Task to carry out:
Return every line below in which "factory" appears.

── Data provided ──

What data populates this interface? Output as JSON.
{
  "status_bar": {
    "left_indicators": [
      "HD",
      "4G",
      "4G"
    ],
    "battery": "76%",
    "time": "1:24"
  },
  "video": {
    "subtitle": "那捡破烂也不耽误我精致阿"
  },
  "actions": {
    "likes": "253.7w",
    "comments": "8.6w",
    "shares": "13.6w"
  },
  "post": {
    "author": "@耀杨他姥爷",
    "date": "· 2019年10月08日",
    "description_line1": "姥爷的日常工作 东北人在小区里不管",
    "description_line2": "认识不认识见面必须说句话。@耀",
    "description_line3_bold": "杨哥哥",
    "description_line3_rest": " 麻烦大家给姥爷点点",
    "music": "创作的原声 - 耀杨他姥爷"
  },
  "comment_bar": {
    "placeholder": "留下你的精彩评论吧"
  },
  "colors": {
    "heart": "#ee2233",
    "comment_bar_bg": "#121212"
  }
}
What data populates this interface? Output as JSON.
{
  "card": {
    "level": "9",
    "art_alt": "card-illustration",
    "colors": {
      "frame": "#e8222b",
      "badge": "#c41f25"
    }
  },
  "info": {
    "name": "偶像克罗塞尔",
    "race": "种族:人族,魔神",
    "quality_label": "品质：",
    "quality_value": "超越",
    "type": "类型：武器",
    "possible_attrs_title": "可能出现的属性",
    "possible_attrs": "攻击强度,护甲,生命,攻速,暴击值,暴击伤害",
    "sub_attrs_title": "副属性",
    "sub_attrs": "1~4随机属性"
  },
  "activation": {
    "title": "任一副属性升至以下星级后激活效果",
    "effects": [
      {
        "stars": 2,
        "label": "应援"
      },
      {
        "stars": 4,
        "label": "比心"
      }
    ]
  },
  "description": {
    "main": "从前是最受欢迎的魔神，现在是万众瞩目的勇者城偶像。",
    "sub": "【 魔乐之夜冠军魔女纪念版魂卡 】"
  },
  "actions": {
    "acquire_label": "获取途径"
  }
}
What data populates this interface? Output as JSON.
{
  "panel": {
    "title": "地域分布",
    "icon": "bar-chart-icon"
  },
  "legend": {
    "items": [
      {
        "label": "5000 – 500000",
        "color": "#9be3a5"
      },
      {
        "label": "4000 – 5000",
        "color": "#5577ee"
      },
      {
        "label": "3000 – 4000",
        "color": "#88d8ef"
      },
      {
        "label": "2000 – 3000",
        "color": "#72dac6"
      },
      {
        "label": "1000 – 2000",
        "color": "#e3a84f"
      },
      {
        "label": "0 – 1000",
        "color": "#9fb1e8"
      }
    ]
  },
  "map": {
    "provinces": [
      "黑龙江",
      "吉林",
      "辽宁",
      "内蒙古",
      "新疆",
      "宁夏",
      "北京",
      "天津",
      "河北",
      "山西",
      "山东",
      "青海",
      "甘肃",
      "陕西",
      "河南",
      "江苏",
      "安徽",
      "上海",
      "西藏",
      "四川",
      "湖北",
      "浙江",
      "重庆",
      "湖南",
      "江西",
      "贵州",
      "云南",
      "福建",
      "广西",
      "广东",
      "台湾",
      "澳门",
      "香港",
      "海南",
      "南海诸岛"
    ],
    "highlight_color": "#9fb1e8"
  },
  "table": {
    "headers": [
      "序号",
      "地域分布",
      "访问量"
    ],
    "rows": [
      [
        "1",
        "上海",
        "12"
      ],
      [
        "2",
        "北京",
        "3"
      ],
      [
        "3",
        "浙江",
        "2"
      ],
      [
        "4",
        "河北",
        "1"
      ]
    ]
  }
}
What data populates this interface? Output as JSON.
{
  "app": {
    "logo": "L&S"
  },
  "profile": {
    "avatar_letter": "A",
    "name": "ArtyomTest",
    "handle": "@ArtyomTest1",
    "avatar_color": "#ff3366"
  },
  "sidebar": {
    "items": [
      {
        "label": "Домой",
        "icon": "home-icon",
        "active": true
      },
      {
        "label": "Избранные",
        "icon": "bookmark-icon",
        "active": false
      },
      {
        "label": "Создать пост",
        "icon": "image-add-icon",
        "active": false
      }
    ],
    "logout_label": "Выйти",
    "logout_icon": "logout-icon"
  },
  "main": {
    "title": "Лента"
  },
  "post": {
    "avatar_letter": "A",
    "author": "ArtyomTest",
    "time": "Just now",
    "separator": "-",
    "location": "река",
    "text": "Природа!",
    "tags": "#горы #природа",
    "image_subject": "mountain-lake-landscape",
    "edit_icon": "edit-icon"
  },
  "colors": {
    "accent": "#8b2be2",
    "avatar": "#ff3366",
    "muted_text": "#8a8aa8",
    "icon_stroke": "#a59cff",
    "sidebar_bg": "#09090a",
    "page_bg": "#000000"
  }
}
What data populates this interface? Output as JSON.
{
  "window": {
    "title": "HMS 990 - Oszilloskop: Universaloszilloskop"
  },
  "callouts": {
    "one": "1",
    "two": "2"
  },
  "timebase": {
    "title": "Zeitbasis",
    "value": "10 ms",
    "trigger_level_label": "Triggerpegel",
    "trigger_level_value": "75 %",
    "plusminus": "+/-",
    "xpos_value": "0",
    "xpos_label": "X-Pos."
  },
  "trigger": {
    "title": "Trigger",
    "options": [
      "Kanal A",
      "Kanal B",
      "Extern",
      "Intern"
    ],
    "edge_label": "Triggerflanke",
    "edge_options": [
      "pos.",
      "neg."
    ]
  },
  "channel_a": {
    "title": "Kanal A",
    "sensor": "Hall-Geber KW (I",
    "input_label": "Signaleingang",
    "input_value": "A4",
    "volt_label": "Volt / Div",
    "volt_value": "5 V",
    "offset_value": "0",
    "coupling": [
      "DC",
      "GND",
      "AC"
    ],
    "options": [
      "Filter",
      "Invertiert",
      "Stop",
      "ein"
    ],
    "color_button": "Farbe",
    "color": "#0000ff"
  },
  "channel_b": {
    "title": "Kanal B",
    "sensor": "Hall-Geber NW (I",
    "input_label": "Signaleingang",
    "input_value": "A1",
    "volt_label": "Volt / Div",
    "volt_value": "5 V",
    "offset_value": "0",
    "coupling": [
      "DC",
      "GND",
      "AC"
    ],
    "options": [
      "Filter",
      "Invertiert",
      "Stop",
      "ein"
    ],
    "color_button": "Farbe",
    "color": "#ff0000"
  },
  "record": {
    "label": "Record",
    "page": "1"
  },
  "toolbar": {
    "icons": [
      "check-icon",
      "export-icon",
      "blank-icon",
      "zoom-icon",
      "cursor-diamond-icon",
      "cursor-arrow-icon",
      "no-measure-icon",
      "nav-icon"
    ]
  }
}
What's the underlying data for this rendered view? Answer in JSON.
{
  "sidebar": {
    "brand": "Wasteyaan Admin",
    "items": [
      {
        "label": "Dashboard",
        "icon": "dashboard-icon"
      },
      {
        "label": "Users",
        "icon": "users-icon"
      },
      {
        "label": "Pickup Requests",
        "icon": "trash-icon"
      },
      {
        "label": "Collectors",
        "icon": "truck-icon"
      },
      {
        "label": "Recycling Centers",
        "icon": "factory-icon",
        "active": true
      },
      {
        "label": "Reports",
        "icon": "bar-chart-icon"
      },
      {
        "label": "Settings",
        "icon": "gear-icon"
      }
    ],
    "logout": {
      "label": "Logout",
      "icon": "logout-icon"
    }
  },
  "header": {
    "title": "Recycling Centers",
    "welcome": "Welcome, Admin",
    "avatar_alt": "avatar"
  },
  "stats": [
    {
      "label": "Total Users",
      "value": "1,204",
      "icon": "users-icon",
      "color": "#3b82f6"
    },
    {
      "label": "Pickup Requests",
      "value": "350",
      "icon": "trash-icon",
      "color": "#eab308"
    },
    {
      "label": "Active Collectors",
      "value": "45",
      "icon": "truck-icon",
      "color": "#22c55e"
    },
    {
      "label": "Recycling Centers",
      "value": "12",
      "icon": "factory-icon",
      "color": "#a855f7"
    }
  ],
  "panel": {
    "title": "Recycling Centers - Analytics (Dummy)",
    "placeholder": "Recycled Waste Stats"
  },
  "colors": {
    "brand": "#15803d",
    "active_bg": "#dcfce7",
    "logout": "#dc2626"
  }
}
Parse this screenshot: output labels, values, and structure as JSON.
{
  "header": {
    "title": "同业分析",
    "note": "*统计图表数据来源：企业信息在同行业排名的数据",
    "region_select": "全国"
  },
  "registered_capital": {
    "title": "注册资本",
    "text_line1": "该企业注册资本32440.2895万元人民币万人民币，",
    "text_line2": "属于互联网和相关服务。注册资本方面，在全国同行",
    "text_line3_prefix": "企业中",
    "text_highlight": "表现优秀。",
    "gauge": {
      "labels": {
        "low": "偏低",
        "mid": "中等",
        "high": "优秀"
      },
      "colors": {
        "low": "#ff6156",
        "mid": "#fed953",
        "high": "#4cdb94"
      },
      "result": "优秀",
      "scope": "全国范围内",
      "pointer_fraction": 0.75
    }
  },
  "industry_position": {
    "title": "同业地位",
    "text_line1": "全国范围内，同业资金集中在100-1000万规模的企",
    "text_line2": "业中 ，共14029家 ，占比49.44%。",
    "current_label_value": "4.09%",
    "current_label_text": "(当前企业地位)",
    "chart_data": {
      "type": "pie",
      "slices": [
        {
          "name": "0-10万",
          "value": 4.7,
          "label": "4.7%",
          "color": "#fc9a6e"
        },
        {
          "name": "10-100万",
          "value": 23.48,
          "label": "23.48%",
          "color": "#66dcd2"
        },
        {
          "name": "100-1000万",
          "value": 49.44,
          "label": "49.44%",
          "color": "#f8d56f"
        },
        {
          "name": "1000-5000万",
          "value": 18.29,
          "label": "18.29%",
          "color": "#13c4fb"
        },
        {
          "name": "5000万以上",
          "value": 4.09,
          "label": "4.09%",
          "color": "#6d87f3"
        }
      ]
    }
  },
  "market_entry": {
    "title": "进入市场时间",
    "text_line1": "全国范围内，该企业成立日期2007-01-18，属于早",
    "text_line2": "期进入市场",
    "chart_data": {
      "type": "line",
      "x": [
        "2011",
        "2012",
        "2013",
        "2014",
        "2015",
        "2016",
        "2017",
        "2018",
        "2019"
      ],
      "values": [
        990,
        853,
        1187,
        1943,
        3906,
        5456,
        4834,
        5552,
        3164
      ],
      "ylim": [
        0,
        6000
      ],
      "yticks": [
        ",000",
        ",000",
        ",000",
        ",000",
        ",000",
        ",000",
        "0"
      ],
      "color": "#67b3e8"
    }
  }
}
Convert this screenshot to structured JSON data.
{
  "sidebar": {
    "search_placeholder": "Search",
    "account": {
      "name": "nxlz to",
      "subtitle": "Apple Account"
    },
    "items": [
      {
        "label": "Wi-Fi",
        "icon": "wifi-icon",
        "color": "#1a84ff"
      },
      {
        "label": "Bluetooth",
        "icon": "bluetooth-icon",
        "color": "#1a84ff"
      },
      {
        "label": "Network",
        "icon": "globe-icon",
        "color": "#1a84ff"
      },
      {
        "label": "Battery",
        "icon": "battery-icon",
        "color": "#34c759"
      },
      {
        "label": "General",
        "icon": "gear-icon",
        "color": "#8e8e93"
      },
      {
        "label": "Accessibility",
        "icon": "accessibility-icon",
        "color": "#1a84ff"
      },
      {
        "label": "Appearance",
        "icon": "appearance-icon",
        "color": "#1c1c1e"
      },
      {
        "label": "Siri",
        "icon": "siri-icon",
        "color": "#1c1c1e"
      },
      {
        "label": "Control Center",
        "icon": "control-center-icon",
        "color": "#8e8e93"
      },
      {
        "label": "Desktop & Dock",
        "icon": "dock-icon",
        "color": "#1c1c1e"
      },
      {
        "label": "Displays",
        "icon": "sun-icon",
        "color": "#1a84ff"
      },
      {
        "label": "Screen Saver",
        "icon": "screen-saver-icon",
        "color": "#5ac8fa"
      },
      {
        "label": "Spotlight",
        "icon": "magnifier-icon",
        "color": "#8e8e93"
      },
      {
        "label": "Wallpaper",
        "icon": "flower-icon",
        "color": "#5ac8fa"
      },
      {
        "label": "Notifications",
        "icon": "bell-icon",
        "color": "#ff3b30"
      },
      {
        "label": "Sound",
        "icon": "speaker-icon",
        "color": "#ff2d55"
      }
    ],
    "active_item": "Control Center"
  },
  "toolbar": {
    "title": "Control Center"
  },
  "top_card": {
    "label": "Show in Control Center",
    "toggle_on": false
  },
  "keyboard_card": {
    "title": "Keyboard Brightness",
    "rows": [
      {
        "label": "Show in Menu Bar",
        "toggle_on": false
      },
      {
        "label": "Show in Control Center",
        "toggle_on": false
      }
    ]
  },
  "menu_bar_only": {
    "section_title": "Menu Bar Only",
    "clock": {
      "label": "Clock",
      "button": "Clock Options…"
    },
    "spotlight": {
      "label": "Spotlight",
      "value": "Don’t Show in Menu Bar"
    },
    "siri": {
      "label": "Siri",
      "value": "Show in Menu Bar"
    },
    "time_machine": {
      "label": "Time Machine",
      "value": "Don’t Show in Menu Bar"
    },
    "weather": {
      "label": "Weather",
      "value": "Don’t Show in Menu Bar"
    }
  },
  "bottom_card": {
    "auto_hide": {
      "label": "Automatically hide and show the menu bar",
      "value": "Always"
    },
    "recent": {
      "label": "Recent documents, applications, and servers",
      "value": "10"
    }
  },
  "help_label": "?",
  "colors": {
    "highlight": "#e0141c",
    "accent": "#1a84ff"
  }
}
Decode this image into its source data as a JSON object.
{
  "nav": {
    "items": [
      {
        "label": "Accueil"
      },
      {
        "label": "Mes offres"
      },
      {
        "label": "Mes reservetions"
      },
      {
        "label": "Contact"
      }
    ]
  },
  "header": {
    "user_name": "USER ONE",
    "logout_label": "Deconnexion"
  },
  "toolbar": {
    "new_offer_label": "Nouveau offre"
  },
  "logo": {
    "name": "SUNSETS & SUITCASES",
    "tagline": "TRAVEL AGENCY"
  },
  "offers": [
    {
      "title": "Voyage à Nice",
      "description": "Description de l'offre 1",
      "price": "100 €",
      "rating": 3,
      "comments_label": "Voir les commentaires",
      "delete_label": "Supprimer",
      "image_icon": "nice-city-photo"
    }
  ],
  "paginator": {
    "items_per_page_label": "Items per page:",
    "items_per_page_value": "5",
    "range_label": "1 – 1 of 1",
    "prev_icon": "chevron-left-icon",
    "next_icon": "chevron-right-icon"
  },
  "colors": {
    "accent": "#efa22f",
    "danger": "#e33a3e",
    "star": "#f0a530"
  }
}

───

The result:
        "icon": "factory-icon",
      "icon": "factory-icon",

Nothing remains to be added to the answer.